## Stated exercise
Your task is to copy every line of this material exactly.
━━━━━━━━━━━━━━━━━━━━
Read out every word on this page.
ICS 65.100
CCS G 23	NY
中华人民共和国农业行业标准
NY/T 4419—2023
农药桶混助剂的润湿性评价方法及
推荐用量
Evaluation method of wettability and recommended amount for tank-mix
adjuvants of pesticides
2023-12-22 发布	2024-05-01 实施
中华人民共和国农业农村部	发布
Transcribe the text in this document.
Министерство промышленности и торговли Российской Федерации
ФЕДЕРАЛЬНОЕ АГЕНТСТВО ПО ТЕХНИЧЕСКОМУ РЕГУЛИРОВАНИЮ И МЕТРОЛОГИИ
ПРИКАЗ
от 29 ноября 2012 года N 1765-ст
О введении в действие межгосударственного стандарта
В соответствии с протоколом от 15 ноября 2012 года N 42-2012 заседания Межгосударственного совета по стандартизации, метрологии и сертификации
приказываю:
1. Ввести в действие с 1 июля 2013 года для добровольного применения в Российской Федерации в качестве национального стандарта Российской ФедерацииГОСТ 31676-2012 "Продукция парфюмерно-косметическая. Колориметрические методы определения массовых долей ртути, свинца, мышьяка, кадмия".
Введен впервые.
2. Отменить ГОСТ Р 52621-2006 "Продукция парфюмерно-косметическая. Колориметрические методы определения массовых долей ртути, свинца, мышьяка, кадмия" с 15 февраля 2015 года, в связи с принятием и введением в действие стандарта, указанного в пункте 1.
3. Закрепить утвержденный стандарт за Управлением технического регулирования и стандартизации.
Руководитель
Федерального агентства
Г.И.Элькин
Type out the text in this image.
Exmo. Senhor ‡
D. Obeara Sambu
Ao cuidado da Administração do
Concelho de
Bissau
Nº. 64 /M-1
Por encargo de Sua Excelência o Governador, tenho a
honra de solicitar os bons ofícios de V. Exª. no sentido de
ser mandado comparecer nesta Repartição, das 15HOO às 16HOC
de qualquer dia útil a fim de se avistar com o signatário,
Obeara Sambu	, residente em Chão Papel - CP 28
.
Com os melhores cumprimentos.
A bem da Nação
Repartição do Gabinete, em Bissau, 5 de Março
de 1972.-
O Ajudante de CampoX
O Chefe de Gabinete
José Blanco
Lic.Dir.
━━━━━━━━━━━━━━━━━━━━
## Solution to this problem
Read out every word on this page.
ICS 65.100
CCS G 23	NY
中华人民共和国农业行业标准
NY/T 4419—2023
农药桶混助剂的润湿性评价方法及
推荐用量
Evaluation method of wettability and recommended amount for tank-mix
adjuvants of pesticides
2023-12-22 发布	2024-05-01 实施
中华人民共和国农业农村部	发布
Transcribe the text in this document.
Министерство промышленности и торговли Российской Федерации
ФЕДЕРАЛЬНОЕ АГЕНТСТВО ПО ТЕХНИЧЕСКОМУ РЕГУЛИРОВАНИЮ И МЕТРОЛОГИИ
ПРИКАЗ
от 29 ноября 2012 года N 1765-ст
О введении в действие межгосударственного стандарта
В соответствии с протоколом от 15 ноября 2012 года N 42-2012 заседания Межгосударственного совета по стандартизации, метрологии и сертификации
приказываю:
1. Ввести в действие с 1 июля 2013 года для добровольного применения в Российской Федерации в качестве национального стандарта Российской ФедерацииГОСТ 31676-2012 "Продукция парфюмерно-косметическая. Колориметрические методы определения массовых долей ртути, свинца, мышьяка, кадмия".
Введен впервые.
2. Отменить ГОСТ Р 52621-2006 "Продукция парфюмерно-косметическая. Колориметрические методы определения массовых долей ртути, свинца, мышьяка, кадмия" с 15 февраля 2015 года, в связи с принятием и введением в действие стандарта, указанного в пункте 1.
3. Закрепить утвержденный стандарт за Управлением технического регулирования и стандартизации.
Руководитель
Федерального агентства
Г.И.Элькин
Type out the text in this image.
Exmo. Senhor ‡
D. Obeara Sambu
Ao cuidado da Administração do
Concelho de
Bissau
Nº. 64 /M-1
Por encargo de Sua Excelência o Governador, tenho a
honra de solicitar os bons ofícios de V. Exª. no sentido de
ser mandado comparecer nesta Repartição, das 15HOO às 16HOC
de qualquer dia útil a fim de se avistar com o signatário,
Obeara Sambu	, residente em Chão Papel - CP 28
.
Com os melhores cumprimentos.
A bem da Nação
Repartição do Gabinete, em Bissau, 5 de Março
de 1972.-
O Ajudante de CampoX
O Chefe de Gabinete
José Blanco
Lic.Dir.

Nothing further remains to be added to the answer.